• _WHAT YOU WILL DO_: Using the material that follows, identify and copy each line with the string "title".

• _RECORD SET_:
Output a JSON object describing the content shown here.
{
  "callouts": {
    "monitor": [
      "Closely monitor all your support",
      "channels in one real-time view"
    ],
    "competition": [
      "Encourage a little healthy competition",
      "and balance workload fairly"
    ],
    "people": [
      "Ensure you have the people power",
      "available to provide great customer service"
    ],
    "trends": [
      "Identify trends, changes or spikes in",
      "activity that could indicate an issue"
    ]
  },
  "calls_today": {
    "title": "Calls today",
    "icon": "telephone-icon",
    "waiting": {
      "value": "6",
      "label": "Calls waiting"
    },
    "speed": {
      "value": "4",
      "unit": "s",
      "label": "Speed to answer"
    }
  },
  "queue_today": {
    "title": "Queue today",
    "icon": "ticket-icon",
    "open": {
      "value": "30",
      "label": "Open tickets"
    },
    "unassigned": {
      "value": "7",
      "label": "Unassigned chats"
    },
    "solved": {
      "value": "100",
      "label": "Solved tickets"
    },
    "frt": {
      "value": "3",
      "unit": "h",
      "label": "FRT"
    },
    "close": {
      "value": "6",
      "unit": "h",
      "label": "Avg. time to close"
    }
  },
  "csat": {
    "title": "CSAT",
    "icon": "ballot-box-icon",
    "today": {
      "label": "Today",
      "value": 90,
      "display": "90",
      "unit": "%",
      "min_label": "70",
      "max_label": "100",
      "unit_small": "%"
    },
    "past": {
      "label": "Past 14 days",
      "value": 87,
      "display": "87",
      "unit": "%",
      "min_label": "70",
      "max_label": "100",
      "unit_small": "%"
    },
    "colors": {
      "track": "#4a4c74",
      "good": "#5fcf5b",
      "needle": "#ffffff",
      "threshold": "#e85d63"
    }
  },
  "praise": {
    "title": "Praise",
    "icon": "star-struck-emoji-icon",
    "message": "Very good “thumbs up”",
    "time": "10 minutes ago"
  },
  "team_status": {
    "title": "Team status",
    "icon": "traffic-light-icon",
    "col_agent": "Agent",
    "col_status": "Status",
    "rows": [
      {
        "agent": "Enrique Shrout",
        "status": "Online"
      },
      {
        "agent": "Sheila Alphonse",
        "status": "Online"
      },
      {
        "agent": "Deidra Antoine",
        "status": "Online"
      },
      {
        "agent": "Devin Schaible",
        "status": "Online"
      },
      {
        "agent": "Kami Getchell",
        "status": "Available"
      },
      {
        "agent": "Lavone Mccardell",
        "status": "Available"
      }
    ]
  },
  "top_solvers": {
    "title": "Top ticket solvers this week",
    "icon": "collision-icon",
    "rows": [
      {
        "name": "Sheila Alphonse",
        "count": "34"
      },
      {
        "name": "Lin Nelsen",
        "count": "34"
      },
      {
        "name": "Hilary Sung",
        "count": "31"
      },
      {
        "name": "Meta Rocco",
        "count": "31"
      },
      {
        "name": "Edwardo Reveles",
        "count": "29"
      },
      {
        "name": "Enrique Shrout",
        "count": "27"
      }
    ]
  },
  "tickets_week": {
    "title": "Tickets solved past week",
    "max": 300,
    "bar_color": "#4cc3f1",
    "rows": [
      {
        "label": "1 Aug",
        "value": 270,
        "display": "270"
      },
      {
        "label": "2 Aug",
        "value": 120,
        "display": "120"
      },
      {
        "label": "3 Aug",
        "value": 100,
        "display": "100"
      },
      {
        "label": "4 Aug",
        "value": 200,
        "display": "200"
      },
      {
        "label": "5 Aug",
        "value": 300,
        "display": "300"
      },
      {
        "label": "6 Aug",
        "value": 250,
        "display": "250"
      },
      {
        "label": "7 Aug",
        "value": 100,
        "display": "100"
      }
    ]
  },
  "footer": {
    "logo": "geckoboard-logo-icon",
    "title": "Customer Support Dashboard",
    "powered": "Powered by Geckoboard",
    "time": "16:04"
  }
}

• _CORRECT RESPONSE_:
    "title": "Calls today",
    "title": "Queue today",
    "title": "CSAT",
    "title": "Praise",
    "title": "Team status",
    "title": "Top ticket solvers this week",
    "title": "Tickets solved past week",
    "title": "Customer Support Dashboard",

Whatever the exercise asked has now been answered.